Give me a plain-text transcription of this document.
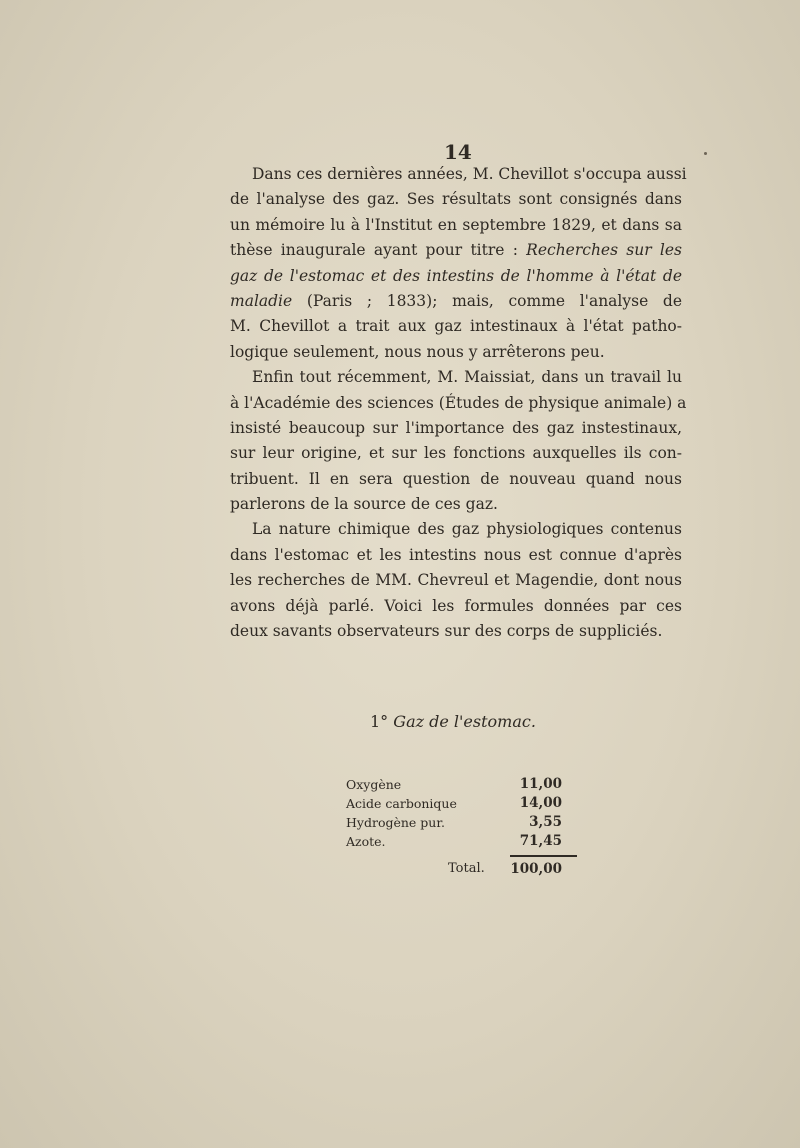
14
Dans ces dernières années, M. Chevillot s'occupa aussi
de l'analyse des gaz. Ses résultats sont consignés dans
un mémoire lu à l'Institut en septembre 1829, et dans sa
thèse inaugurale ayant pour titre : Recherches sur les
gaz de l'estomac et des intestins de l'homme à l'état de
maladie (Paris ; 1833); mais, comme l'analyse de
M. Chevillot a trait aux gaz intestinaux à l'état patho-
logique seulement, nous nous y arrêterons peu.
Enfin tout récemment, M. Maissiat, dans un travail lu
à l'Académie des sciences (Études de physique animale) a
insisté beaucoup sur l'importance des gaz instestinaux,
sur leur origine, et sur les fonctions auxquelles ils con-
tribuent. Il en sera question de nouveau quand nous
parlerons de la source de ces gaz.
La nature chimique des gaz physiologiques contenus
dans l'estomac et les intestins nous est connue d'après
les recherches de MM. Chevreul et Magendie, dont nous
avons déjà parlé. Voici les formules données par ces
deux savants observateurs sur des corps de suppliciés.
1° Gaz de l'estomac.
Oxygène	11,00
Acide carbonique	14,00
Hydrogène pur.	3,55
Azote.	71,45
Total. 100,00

==

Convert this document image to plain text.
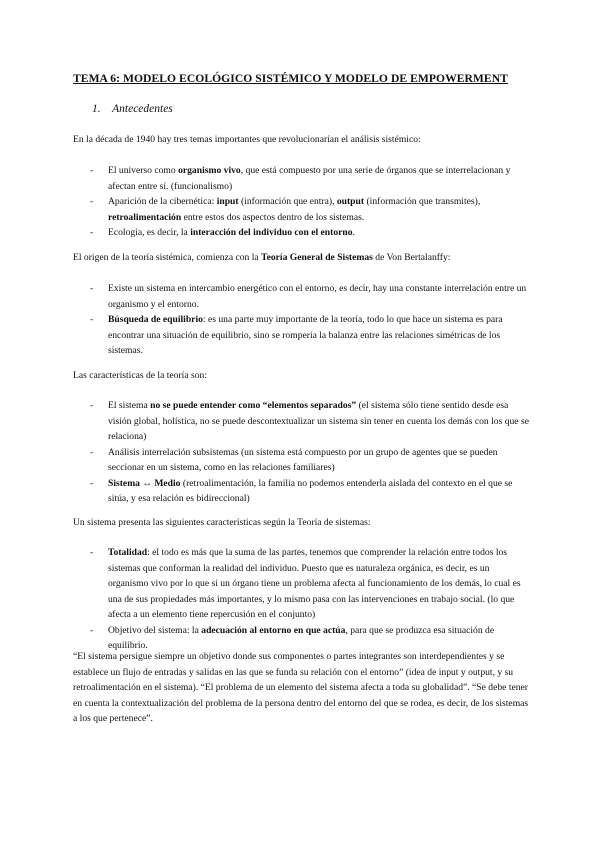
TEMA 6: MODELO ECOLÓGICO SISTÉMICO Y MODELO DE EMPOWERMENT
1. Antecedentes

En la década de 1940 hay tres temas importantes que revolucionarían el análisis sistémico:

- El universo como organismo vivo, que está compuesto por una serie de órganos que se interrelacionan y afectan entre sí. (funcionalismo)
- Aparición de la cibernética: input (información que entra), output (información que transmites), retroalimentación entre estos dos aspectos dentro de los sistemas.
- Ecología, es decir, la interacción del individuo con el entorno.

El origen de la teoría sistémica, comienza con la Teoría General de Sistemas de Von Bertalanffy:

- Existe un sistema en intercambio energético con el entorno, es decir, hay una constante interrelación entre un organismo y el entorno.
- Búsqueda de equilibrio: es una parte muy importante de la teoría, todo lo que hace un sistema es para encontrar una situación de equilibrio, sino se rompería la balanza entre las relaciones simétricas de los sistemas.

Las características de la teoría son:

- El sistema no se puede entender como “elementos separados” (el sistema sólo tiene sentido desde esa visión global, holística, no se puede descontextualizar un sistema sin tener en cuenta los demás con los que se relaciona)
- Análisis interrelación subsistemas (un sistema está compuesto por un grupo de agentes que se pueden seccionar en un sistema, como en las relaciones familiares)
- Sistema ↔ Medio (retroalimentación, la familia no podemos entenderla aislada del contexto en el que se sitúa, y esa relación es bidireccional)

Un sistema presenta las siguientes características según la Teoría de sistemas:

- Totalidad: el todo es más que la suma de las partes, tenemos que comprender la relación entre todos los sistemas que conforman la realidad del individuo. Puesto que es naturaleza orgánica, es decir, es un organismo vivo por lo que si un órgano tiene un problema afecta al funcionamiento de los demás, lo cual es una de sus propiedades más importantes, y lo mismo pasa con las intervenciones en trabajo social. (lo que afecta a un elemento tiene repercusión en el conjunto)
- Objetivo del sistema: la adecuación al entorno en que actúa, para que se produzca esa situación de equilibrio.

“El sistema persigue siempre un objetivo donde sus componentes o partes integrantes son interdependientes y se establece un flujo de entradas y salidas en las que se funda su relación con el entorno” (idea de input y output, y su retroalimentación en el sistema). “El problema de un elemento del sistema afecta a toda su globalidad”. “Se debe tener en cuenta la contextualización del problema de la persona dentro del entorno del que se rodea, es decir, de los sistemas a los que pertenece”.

EXERCISE: Look through the lines above and collect those with the word "Chevillot".

ANSWER TO THIS EXERCISE:
Dans ces dernières années, M. Chevillot s'occupa aussi
M. Chevillot a trait aux gaz intestinaux à l'état patho-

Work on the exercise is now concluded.